# Brief:
Without changing a character, return the entries, but not the images they hold.

(Excerpts from a figure dataset)
-- Start --
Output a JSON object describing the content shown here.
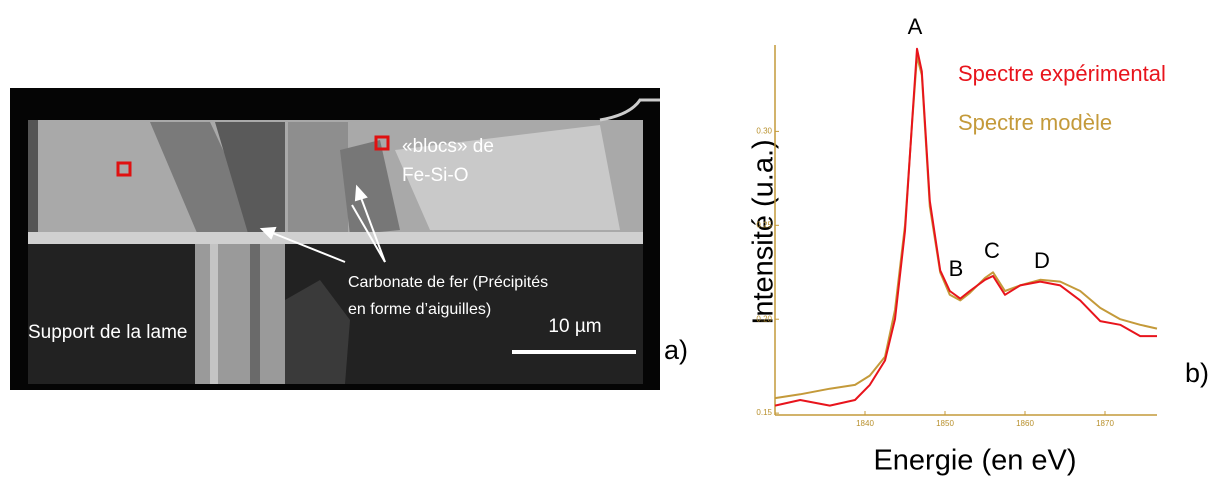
{
  "image_panel": {
    "blocks_label": [
      "«blocs» de",
      "Fe-Si-O"
    ],
    "carbonate_label": [
      "Carbonate de fer (Précipités",
      "en forme d’aiguilles)"
    ],
    "support_label": "Support de la lame",
    "scale_bar": "10 µm",
    "panel_label": "a)"
  },
  "chart_data": {
    "type": "line",
    "x_label": "Energie (en eV)",
    "y_label": "Intensité (u.a.)",
    "panel_label": "b)",
    "annotations": [
      "A",
      "B",
      "C",
      "D"
    ],
    "x": [
      1828.75,
      1831.9,
      1835.6,
      1838.75,
      1840.6,
      1842.5,
      1843.75,
      1845,
      1845.9,
      1846.5,
      1847.1,
      1848.1,
      1849.4,
      1850.6,
      1851.9,
      1853.1,
      1855,
      1856,
      1857.5,
      1859.4,
      1861.9,
      1864.4,
      1866.9,
      1869.4,
      1871.9,
      1874.4,
      1876.5
    ],
    "series": [
      {
        "name": "Spectre expérimental",
        "color": "#e8141c",
        "values": [
          0.154,
          0.157,
          0.154,
          0.157,
          0.165,
          0.178,
          0.2,
          0.247,
          0.306,
          0.344,
          0.332,
          0.263,
          0.226,
          0.215,
          0.211,
          0.215,
          0.221,
          0.223,
          0.213,
          0.218,
          0.22,
          0.218,
          0.21,
          0.199,
          0.197,
          0.191,
          0.191
        ]
      },
      {
        "name": "Spectre modèle",
        "color": "#c49a3a",
        "values": [
          0.158,
          0.16,
          0.163,
          0.165,
          0.17,
          0.18,
          0.205,
          0.25,
          0.305,
          0.34,
          0.33,
          0.26,
          0.225,
          0.213,
          0.21,
          0.214,
          0.222,
          0.225,
          0.215,
          0.218,
          0.221,
          0.22,
          0.215,
          0.206,
          0.2,
          0.197,
          0.195
        ]
      }
    ],
    "xlim": [
      1828.75,
      1876.5
    ],
    "ylim": [
      0.149,
      0.346
    ],
    "xticks": [
      1840,
      1850,
      1860,
      1870
    ],
    "yticks": [
      0.15,
      {
        "value": 0.2,
        "label": "0.20"
      },
      0.25,
      {
        "value": 0.3,
        "label": "0.30"
      }
    ]
  }
}
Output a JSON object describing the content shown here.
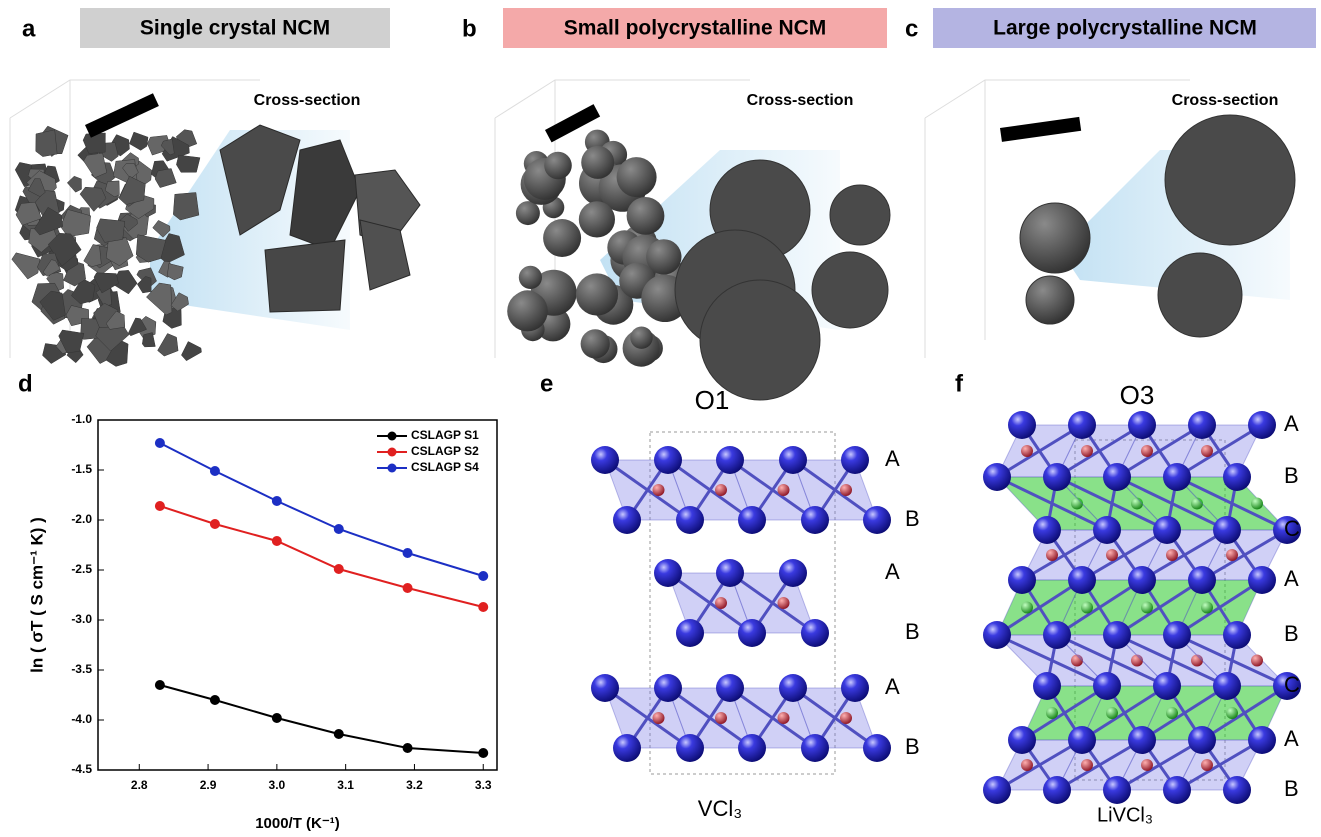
-- End --
# The solution:
Output a JSON object describing the content shown here.
{
  "image_panel": {
    "blocks_label": [
      "«blocs» de",
      "Fe-Si-O"
    ],
    "carbonate_label": [
      "Carbonate de fer (Précipités",
      "en forme d’aiguilles)"
    ],
    "support_label": "Support de la lame",
    "scale_bar": "10 µm",
    "panel_label": "a)"
  },
  "chart_data": {
    "type": "line",
    "x_label": "Energie (en eV)",
    "y_label": "Intensité (u.a.)",
    "panel_label": "b)",
    "annotations": [
      "A",
      "B",
      "C",
      "D"
    ],
    "x": [
      1828.75,
      1831.9,
      1835.6,
      1838.75,
      1840.6,
      1842.5,
      1843.75,
      1845,
      1845.9,
      1846.5,
      1847.1,
      1848.1,
      1849.4,
      1850.6,
      1851.9,
      1853.1,
      1855,
      1856,
      1857.5,
      1859.4,
      1861.9,
      1864.4,
      1866.9,
      1869.4,
      1871.9,
      1874.4,
      1876.5
    ],
    "series": [
      {
        "name": "Spectre expérimental",
        "color": "#e8141c",
        "values": [
          0.154,
          0.157,
          0.154,
          0.157,
          0.165,
          0.178,
          0.2,
          0.247,
          0.306,
          0.344,
          0.332,
          0.263,
          0.226,
          0.215,
          0.211,
          0.215,
          0.221,
          0.223,
          0.213,
          0.218,
          0.22,
          0.218,
          0.21,
          0.199,
          0.197,
          0.191,
          0.191
        ]
      },
      {
        "name": "Spectre modèle",
        "color": "#c49a3a",
        "values": [
          0.158,
          0.16,
          0.163,
          0.165,
          0.17,
          0.18,
          0.205,
          0.25,
          0.305,
          0.34,
          0.33,
          0.26,
          0.225,
          0.213,
          0.21,
          0.214,
          0.222,
          0.225,
          0.215,
          0.218,
          0.221,
          0.22,
          0.215,
          0.206,
          0.2,
          0.197,
          0.195
        ]
      }
    ],
    "xlim": [
      1828.75,
      1876.5
    ],
    "ylim": [
      0.149,
      0.346
    ],
    "xticks": [
      1840,
      1850,
      1860,
      1870
    ],
    "yticks": [
      0.15,
      {
        "value": 0.2,
        "label": "0.20"
      },
      0.25,
      {
        "value": 0.3,
        "label": "0.30"
      }
    ]
  }
}
Output a JSON object describing the content shown here.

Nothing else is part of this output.